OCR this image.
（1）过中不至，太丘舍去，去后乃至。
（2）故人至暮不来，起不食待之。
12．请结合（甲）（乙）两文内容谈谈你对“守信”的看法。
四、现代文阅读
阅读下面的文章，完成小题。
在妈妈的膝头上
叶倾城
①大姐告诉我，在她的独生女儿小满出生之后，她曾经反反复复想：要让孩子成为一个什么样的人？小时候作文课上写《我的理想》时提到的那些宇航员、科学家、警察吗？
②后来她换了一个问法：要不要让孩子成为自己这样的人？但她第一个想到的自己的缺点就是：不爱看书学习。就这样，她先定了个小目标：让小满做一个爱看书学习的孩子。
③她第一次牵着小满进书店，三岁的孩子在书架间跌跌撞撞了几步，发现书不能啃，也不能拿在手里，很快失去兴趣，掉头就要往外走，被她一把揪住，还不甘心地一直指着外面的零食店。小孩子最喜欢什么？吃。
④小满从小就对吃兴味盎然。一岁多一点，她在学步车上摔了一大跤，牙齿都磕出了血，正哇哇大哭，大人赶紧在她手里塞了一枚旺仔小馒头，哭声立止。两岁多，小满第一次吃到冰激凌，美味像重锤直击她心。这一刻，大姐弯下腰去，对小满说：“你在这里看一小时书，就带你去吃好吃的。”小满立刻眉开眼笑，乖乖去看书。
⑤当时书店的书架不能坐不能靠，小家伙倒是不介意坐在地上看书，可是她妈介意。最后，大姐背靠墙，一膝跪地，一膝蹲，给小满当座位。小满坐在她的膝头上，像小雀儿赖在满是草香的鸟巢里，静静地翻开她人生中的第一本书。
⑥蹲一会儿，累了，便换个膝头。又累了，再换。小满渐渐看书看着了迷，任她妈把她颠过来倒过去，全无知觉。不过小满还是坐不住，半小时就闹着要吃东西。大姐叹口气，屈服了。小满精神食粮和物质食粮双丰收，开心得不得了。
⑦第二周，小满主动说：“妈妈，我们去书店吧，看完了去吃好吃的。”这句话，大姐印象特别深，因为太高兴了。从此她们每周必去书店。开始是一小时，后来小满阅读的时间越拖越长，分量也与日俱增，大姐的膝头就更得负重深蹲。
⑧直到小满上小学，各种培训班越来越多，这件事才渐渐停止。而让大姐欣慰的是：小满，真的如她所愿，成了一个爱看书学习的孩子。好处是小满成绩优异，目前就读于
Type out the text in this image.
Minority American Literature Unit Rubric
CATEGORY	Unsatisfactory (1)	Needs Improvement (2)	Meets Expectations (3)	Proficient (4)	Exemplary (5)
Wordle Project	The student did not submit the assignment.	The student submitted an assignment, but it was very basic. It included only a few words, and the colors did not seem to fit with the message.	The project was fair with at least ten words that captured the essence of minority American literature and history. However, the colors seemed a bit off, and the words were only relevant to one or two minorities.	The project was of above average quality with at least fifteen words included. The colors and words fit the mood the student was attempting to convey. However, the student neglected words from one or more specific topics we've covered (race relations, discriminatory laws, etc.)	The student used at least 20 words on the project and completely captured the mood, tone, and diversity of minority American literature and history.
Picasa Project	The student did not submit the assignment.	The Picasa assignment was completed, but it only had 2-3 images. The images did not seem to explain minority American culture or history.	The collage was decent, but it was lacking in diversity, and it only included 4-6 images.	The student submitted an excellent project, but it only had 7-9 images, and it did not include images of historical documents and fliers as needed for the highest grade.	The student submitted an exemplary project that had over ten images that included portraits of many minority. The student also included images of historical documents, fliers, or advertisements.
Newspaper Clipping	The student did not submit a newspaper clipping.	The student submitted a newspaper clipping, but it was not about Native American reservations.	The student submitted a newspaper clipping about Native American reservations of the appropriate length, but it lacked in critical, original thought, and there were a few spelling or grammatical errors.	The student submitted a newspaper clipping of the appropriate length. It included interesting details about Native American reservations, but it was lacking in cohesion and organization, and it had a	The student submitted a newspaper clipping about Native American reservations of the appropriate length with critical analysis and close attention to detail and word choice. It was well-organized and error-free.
○ ○ ○ ○
- **TASK TO COMPLETE**
Please copy out each record, character for character.

- **ANSWER BELOW**
OCR this image.
（1）过中不至，太丘舍去，去后乃至。
（2）故人至暮不来，起不食待之。
12．请结合（甲）（乙）两文内容谈谈你对“守信”的看法。
四、现代文阅读
阅读下面的文章，完成小题。
在妈妈的膝头上
叶倾城
①大姐告诉我，在她的独生女儿小满出生之后，她曾经反反复复想：要让孩子成为一个什么样的人？小时候作文课上写《我的理想》时提到的那些宇航员、科学家、警察吗？
②后来她换了一个问法：要不要让孩子成为自己这样的人？但她第一个想到的自己的缺点就是：不爱看书学习。就这样，她先定了个小目标：让小满做一个爱看书学习的孩子。
③她第一次牵着小满进书店，三岁的孩子在书架间跌跌撞撞了几步，发现书不能啃，也不能拿在手里，很快失去兴趣，掉头就要往外走，被她一把揪住，还不甘心地一直指着外面的零食店。小孩子最喜欢什么？吃。
④小满从小就对吃兴味盎然。一岁多一点，她在学步车上摔了一大跤，牙齿都磕出了血，正哇哇大哭，大人赶紧在她手里塞了一枚旺仔小馒头，哭声立止。两岁多，小满第一次吃到冰激凌，美味像重锤直击她心。这一刻，大姐弯下腰去，对小满说：“你在这里看一小时书，就带你去吃好吃的。”小满立刻眉开眼笑，乖乖去看书。
⑤当时书店的书架不能坐不能靠，小家伙倒是不介意坐在地上看书，可是她妈介意。最后，大姐背靠墙，一膝跪地，一膝蹲，给小满当座位。小满坐在她的膝头上，像小雀儿赖在满是草香的鸟巢里，静静地翻开她人生中的第一本书。
⑥蹲一会儿，累了，便换个膝头。又累了，再换。小满渐渐看书看着了迷，任她妈把她颠过来倒过去，全无知觉。不过小满还是坐不住，半小时就闹着要吃东西。大姐叹口气，屈服了。小满精神食粮和物质食粮双丰收，开心得不得了。
⑦第二周，小满主动说：“妈妈，我们去书店吧，看完了去吃好吃的。”这句话，大姐印象特别深，因为太高兴了。从此她们每周必去书店。开始是一小时，后来小满阅读的时间越拖越长，分量也与日俱增，大姐的膝头就更得负重深蹲。
⑧直到小满上小学，各种培训班越来越多，这件事才渐渐停止。而让大姐欣慰的是：小满，真的如她所愿，成了一个爱看书学习的孩子。好处是小满成绩优异，目前就读于
Type out the text in this image.
Minority American Literature Unit Rubric
CATEGORY	Unsatisfactory (1)	Needs Improvement (2)	Meets Expectations (3)	Proficient (4)	Exemplary (5)
Wordle Project	The student did not submit the assignment.	The student submitted an assignment, but it was very basic. It included only a few words, and the colors did not seem to fit with the message.	The project was fair with at least ten words that captured the essence of minority American literature and history. However, the colors seemed a bit off, and the words were only relevant to one or two minorities.	The project was of above average quality with at least fifteen words included. The colors and words fit the mood the student was attempting to convey. However, the student neglected words from one or more specific topics we've covered (race relations, discriminatory laws, etc.)	The student used at least 20 words on the project and completely captured the mood, tone, and diversity of minority American literature and history.
Picasa Project	The student did not submit the assignment.	The Picasa assignment was completed, but it only had 2-3 images. The images did not seem to explain minority American culture or history.	The collage was decent, but it was lacking in diversity, and it only included 4-6 images.	The student submitted an excellent project, but it only had 7-9 images, and it did not include images of historical documents and fliers as needed for the highest grade.	The student submitted an exemplary project that had over ten images that included portraits of many minority. The student also included images of historical documents, fliers, or advertisements.
Newspaper Clipping	The student did not submit a newspaper clipping.	The student submitted a newspaper clipping, but it was not about Native American reservations.	The student submitted a newspaper clipping about Native American reservations of the appropriate length, but it lacked in critical, original thought, and there were a few spelling or grammatical errors.	The student submitted a newspaper clipping of the appropriate length. It included interesting details about Native American reservations, but it was lacking in cohesion and organization, and it had a	The student submitted a newspaper clipping about Native American reservations of the appropriate length with critical analysis and close attention to detail and word choice. It was well-organized and error-free.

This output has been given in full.